Instructions for the task: Copy out the lines verbatim, starting at the line that contains "- svg-text:h: h: [12, 58, 22, 75]" and ending at the line that contains "- ceiling: [73, 1, 119, 7]", with both of those lines included.
# # # # #
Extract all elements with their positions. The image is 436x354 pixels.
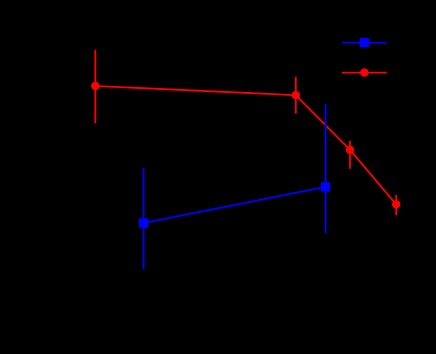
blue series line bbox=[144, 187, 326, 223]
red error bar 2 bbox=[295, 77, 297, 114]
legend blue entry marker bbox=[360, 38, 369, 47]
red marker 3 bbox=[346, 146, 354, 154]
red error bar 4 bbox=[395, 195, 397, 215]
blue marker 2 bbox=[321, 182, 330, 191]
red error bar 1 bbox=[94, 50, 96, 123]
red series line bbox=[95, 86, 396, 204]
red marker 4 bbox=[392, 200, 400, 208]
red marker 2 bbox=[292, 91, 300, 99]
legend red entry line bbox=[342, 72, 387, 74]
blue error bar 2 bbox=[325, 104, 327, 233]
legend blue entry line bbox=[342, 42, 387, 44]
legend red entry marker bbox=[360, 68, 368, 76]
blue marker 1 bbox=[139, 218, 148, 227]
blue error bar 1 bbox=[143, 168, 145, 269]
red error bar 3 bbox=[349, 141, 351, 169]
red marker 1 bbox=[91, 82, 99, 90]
# # # # #
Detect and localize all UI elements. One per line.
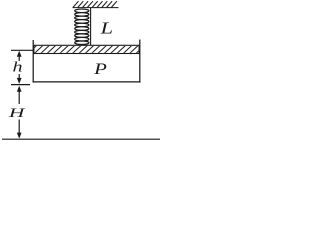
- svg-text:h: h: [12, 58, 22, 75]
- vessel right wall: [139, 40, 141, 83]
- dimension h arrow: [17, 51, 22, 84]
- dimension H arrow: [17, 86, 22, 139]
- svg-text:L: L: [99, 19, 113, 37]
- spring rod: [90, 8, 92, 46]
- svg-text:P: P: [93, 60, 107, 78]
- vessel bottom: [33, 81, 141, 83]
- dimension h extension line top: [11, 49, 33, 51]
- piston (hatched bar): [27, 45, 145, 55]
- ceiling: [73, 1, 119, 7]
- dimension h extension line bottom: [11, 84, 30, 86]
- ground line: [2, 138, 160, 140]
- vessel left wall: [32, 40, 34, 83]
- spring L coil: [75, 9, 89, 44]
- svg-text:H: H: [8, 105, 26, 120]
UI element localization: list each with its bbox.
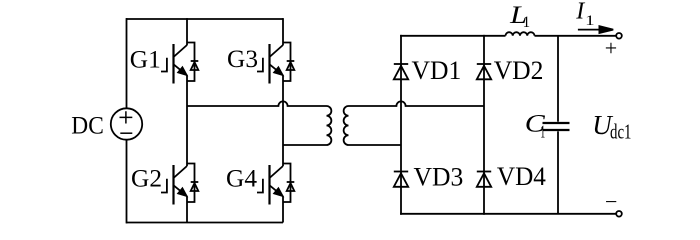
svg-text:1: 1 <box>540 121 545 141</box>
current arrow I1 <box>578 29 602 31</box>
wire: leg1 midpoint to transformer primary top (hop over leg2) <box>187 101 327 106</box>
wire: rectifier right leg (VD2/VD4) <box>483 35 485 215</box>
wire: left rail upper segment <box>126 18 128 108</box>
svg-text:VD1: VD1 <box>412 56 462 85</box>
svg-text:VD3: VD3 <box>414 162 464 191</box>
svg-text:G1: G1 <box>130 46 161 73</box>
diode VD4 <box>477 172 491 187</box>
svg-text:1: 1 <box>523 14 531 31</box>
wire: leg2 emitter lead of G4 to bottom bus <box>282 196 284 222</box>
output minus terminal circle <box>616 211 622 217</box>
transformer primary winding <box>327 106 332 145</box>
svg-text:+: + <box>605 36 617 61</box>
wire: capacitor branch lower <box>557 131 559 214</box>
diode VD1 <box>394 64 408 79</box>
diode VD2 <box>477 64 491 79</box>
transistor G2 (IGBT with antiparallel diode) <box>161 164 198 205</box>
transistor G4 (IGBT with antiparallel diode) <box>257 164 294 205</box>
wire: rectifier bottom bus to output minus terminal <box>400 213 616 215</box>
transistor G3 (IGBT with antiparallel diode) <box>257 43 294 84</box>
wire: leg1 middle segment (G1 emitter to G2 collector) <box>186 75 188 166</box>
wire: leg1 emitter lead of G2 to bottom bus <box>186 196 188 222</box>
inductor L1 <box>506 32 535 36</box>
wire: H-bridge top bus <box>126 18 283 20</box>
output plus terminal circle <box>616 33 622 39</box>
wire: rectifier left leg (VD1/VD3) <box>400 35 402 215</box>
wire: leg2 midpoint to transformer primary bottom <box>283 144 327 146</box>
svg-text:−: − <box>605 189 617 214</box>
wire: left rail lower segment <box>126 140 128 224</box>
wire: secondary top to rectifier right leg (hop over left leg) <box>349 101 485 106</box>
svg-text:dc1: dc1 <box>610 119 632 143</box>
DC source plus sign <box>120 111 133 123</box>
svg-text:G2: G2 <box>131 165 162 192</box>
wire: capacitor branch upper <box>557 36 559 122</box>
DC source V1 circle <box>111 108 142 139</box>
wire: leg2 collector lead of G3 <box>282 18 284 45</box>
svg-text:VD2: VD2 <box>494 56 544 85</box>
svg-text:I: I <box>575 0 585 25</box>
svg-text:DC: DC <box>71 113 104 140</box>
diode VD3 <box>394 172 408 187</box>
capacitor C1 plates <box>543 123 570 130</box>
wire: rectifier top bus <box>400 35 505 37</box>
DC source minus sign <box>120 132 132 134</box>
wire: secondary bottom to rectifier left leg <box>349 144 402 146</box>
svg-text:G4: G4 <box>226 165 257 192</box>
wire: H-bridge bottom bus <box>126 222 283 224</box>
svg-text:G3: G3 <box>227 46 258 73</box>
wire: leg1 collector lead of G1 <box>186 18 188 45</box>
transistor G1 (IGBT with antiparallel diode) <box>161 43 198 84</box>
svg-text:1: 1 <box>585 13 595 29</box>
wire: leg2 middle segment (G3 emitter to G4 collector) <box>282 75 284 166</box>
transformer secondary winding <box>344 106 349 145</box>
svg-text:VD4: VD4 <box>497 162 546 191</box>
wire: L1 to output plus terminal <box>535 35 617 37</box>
# # # # #
Solution:
- svg-text:h: h: [12, 58, 22, 75]
- vessel right wall: [139, 40, 141, 83]
- dimension h arrow: [17, 51, 22, 84]
- dimension H arrow: [17, 86, 22, 139]
- svg-text:L: L: [99, 19, 113, 37]
- spring rod: [90, 8, 92, 46]
- svg-text:P: P: [93, 60, 107, 78]
- vessel bottom: [33, 81, 141, 83]
- dimension h extension line top: [11, 49, 33, 51]
- piston (hatched bar): [27, 45, 145, 55]
- ceiling: [73, 1, 119, 7]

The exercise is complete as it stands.